#### [Data entries]
□ □ □ □

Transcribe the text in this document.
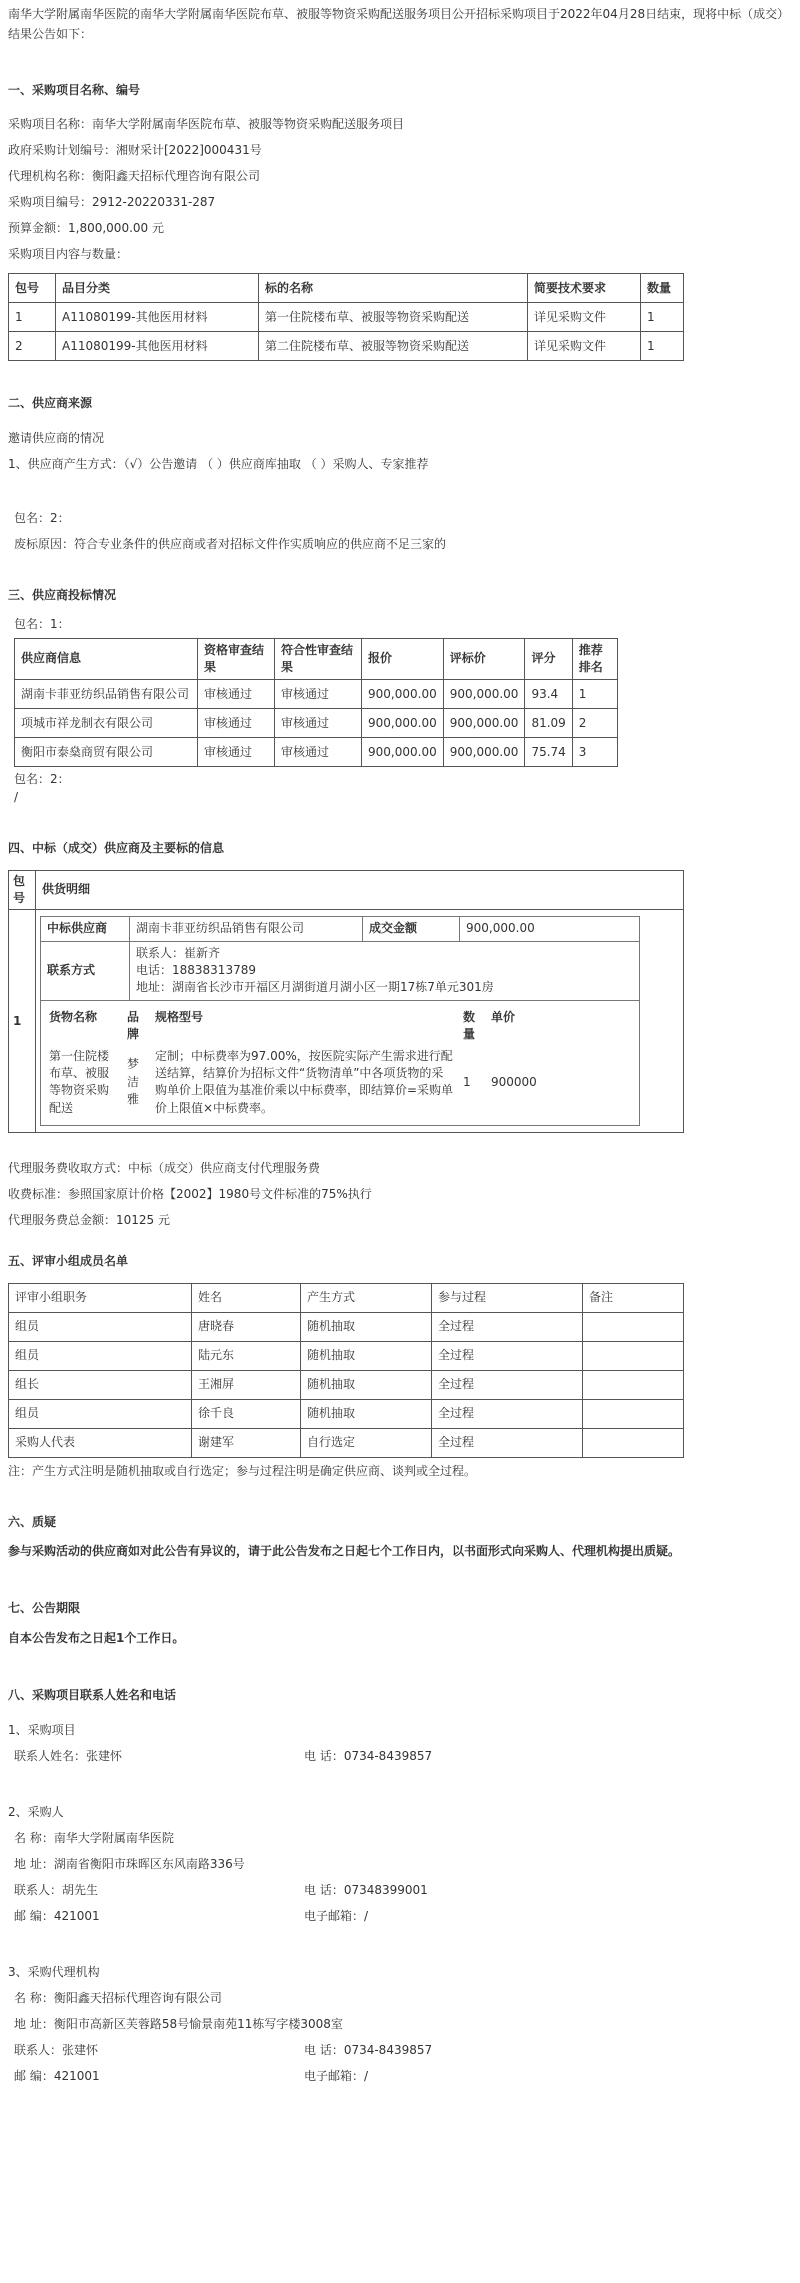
南华大学附属南华医院的南华大学附属南华医院布草、被服等物资采购配送服务项目公开招标采购项目于2022年04月28日结束，现将中标（成交）结果公告如下：

一、采购项目名称、编号
采购项目名称：南华大学附属南华医院布草、被服等物资采购配送服务项目
政府采购计划编号：湘财采计[2022]000431号
代理机构名称：衡阳鑫天招标代理咨询有限公司
采购项目编号：2912-20220331-287
预算金额：1,800,000.00 元
采购项目内容与数量：
包号	品目分类	标的名称	简要技术要求	数量
1	A11080199-其他医用材料	第一住院楼布草、被服等物资采购配送	详见采购文件	1
2	A11080199-其他医用材料	第二住院楼布草、被服等物资采购配送	详见采购文件	1
二、供应商来源
邀请供应商的情况
1、供应商产生方式：（√）公告邀请 （ ）供应商库抽取 （ ）采购人、专家推荐
包名：2：
废标原因：符合专业条件的供应商或者对招标文件作实质响应的供应商不足三家的
三、供应商投标情况
包名：1：
供应商信息	资格审查结果	符合性审查结果	报价	评标价	评分	推荐排名
湖南卡菲亚纺织品销售有限公司	审核通过	审核通过	900,000.00	900,000.00	93.4	1
项城市祥龙制衣有限公司	审核通过	审核通过	900,000.00	900,000.00	81.09	2
衡阳市泰燊商贸有限公司	审核通过	审核通过	900,000.00	900,000.00	75.74	3
包名：2：
/
四、中标（成交）供应商及主要标的信息
包号	供货明细
1	
中标供应商	湖南卡菲亚纺织品销售有限公司	成交金额	900,000.00
联系方式	
联系人：崔新齐
电话：18838313789
地址：湖南省长沙市开福区月湖街道月湖小区一期17栋7单元301房

货物名称	品牌	规格型号	数量	单价
第一住院楼布草、被服等物资采购配送	梦洁雅	定制；中标费率为97.00%，按医院实际产生需求进行配送结算，结算价为招标文件“货物清单”中各项货物的采购单价上限值为基准价乘以中标费率，即结算价=采购单价上限值×中标费率。	1	900000
代理服务费收取方式：中标（成交）供应商支付代理服务费
收费标准：参照国家原计价格【2002】1980号文件标准的75%执行
代理服务费总金额：10125 元
五、评审小组成员名单
评审小组职务	姓名	产生方式	参与过程	备注
组员	唐晓春	随机抽取	全过程	
组员	陆元东	随机抽取	全过程	
组长	王湘屏	随机抽取	全过程	
组员	徐千良	随机抽取	全过程	
采购人代表	谢建军	自行选定	全过程	
注：产生方式注明是随机抽取或自行选定；参与过程注明是确定供应商、谈判或全过程。
六、质疑
参与采购活动的供应商如对此公告有异议的，请于此公告发布之日起七个工作日内，以书面形式向采购人、代理机构提出质疑。
七、公告期限
自本公告发布之日起1个工作日。
八、采购项目联系人姓名和电话
1、采购项目
联系人姓名：张建怀	电 话：0734-8439857
2、采购人
名 称：南华大学附属南华医院
地 址：湖南省衡阳市珠晖区东风南路336号
联系人：胡先生	电 话：07348399001
邮 编：421001	电子邮箱：/
3、采购代理机构
名 称：衡阳鑫天招标代理咨询有限公司
地 址：衡阳市高新区芙蓉路58号愉景南苑11栋写字楼3008室
联系人：张建怀	电 话：0734-8439857
邮 编：421001	电子邮箱：/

□ □ □ □

#### [TASK DESCRIPTION]
Set down the material above as is, without any pictures.

#### [WRITTEN REPLY]
Transcribe the text in this document.
南华大学附属南华医院的南华大学附属南华医院布草、被服等物资采购配送服务项目公开招标采购项目于2022年04月28日结束，现将中标（成交）结果公告如下：

一、采购项目名称、编号
采购项目名称：南华大学附属南华医院布草、被服等物资采购配送服务项目
政府采购计划编号：湘财采计[2022]000431号
代理机构名称：衡阳鑫天招标代理咨询有限公司
采购项目编号：2912-20220331-287
预算金额：1,800,000.00 元
采购项目内容与数量：
包号	品目分类	标的名称	简要技术要求	数量
1	A11080199-其他医用材料	第一住院楼布草、被服等物资采购配送	详见采购文件	1
2	A11080199-其他医用材料	第二住院楼布草、被服等物资采购配送	详见采购文件	1
二、供应商来源
邀请供应商的情况
1、供应商产生方式：（√）公告邀请 （ ）供应商库抽取 （ ）采购人、专家推荐
包名：2：
废标原因：符合专业条件的供应商或者对招标文件作实质响应的供应商不足三家的
三、供应商投标情况
包名：1：
供应商信息	资格审查结果	符合性审查结果	报价	评标价	评分	推荐排名
湖南卡菲亚纺织品销售有限公司	审核通过	审核通过	900,000.00	900,000.00	93.4	1
项城市祥龙制衣有限公司	审核通过	审核通过	900,000.00	900,000.00	81.09	2
衡阳市泰燊商贸有限公司	审核通过	审核通过	900,000.00	900,000.00	75.74	3
包名：2：
/
四、中标（成交）供应商及主要标的信息
包号	供货明细
1	
中标供应商	湖南卡菲亚纺织品销售有限公司	成交金额	900,000.00
联系方式	
联系人：崔新齐
电话：18838313789
地址：湖南省长沙市开福区月湖街道月湖小区一期17栋7单元301房

货物名称	品牌	规格型号	数量	单价
第一住院楼布草、被服等物资采购配送	梦洁雅	定制；中标费率为97.00%，按医院实际产生需求进行配送结算，结算价为招标文件“货物清单”中各项货物的采购单价上限值为基准价乘以中标费率，即结算价=采购单价上限值×中标费率。	1	900000
代理服务费收取方式：中标（成交）供应商支付代理服务费
收费标准：参照国家原计价格【2002】1980号文件标准的75%执行
代理服务费总金额：10125 元
五、评审小组成员名单
评审小组职务	姓名	产生方式	参与过程	备注
组员	唐晓春	随机抽取	全过程	
组员	陆元东	随机抽取	全过程	
组长	王湘屏	随机抽取	全过程	
组员	徐千良	随机抽取	全过程	
采购人代表	谢建军	自行选定	全过程	
注：产生方式注明是随机抽取或自行选定；参与过程注明是确定供应商、谈判或全过程。
六、质疑
参与采购活动的供应商如对此公告有异议的，请于此公告发布之日起七个工作日内，以书面形式向采购人、代理机构提出质疑。
七、公告期限
自本公告发布之日起1个工作日。
八、采购项目联系人姓名和电话
1、采购项目
联系人姓名：张建怀	电 话：0734-8439857
2、采购人
名 称：南华大学附属南华医院
地 址：湖南省衡阳市珠晖区东风南路336号
联系人：胡先生	电 话：07348399001
邮 编：421001	电子邮箱：/
3、采购代理机构
名 称：衡阳鑫天招标代理咨询有限公司
地 址：衡阳市高新区芙蓉路58号愉景南苑11栋写字楼3008室
联系人：张建怀	电 话：0734-8439857
邮 编：421001	电子邮箱：/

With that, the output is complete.